**TASK TO COMPLETE:** Find out how many lines of the material contain the string "Massage" and give only that figure.

**DATA FOR THIS TASK:**

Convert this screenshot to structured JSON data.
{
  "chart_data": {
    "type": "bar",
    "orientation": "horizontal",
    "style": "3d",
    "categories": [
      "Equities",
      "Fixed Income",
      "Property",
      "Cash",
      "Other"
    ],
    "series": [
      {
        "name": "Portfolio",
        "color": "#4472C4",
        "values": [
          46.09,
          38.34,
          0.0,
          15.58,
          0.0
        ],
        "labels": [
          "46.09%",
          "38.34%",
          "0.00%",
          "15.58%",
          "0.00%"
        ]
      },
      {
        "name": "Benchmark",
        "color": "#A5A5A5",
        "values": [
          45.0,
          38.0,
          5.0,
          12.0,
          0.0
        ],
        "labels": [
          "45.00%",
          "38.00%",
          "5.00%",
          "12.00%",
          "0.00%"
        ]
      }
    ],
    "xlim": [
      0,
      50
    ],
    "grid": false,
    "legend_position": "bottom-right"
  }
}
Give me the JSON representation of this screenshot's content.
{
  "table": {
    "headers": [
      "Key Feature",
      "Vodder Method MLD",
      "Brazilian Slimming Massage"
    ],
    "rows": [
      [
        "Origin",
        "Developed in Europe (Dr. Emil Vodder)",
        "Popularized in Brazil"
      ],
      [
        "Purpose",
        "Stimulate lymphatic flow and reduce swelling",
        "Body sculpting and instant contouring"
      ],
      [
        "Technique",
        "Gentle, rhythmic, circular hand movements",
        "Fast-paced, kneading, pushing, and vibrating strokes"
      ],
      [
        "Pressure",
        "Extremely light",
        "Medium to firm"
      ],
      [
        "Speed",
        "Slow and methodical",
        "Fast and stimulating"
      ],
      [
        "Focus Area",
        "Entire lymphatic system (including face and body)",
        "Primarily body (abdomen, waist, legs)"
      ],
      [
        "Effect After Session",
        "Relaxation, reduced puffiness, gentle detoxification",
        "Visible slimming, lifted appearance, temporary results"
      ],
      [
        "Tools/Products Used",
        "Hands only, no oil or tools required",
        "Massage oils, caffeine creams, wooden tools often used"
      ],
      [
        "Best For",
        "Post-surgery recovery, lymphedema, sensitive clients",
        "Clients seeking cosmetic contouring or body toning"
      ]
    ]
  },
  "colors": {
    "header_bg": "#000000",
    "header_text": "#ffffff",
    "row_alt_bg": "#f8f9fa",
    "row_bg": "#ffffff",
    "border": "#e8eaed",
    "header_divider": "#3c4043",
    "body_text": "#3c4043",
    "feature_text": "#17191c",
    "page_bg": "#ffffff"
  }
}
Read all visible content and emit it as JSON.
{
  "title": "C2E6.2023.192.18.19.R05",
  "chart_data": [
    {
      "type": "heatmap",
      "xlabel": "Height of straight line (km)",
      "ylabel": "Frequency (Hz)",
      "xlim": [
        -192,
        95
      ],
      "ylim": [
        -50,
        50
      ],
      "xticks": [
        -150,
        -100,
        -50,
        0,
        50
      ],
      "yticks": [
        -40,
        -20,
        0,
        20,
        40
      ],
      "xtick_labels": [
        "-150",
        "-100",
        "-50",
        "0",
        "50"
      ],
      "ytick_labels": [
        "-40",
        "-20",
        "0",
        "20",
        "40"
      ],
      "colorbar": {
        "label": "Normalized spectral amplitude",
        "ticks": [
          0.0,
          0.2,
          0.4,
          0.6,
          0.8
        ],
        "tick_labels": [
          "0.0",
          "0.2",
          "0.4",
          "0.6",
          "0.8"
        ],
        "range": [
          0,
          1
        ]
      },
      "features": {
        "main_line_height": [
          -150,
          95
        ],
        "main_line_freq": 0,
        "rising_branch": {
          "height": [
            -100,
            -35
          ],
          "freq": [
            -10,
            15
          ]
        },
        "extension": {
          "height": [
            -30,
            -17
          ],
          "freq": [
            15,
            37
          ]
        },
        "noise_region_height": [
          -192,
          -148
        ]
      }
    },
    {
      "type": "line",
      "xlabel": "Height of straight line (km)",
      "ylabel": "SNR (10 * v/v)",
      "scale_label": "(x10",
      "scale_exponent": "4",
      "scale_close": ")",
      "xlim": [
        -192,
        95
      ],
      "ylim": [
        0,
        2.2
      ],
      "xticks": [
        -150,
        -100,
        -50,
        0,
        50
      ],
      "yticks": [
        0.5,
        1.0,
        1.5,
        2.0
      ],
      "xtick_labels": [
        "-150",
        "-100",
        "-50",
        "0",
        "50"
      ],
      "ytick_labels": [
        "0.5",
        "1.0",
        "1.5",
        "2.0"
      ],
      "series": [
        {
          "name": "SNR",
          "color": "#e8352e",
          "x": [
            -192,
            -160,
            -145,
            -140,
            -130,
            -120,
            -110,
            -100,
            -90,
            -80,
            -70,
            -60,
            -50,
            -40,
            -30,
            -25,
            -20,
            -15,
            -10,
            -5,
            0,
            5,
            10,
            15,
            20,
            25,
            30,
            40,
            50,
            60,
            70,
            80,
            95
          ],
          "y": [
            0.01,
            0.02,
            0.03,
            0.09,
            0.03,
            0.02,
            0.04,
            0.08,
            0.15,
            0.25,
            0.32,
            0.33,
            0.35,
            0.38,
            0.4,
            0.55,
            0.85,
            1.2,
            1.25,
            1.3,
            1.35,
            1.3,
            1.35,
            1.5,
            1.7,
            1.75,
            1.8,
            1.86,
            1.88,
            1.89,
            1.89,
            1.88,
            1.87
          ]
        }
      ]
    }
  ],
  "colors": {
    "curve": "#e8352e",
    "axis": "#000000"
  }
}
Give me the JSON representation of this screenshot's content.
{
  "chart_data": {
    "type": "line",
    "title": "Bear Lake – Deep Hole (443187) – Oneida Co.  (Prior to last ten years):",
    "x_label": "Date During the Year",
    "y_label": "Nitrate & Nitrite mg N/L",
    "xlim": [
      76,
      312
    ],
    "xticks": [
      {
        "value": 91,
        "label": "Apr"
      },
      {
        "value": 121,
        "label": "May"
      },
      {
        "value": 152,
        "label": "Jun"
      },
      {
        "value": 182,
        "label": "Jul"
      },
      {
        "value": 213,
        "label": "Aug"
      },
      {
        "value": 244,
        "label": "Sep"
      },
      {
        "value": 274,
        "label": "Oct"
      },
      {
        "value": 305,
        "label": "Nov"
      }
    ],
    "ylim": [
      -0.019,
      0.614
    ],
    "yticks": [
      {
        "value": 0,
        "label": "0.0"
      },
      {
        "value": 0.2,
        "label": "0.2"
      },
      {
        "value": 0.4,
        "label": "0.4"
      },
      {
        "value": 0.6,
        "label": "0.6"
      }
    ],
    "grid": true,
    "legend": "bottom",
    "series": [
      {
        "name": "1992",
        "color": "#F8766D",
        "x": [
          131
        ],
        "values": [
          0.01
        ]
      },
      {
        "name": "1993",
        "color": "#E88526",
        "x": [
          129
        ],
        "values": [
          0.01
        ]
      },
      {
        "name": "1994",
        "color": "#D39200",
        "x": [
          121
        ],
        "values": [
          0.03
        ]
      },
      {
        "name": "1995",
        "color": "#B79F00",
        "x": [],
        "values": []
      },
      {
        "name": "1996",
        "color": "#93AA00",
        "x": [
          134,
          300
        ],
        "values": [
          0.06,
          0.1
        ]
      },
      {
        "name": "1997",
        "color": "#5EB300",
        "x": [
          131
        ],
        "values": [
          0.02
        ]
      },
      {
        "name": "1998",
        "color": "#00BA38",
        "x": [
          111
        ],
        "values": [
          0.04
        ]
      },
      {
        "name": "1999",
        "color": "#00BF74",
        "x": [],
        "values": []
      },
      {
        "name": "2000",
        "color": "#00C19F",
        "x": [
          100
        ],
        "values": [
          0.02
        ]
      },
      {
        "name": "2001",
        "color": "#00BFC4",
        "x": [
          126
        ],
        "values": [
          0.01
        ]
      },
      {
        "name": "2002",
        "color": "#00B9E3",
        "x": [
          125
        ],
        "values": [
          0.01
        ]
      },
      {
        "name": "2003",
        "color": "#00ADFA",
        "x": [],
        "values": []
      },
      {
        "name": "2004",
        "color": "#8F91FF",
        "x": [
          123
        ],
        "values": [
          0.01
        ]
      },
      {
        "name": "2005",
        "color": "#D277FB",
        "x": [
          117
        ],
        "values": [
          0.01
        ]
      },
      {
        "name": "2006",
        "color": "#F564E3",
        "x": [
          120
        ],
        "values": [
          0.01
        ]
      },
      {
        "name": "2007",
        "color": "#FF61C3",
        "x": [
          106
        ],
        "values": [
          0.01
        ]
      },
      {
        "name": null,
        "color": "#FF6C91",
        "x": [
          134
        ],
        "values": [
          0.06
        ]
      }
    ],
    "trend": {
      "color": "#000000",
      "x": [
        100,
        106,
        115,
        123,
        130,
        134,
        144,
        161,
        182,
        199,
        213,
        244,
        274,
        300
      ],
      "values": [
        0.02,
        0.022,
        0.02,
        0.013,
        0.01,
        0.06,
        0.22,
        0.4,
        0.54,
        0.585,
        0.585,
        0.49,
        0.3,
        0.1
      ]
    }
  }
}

**SOLUTION FOR THIS EXERCISE:** 2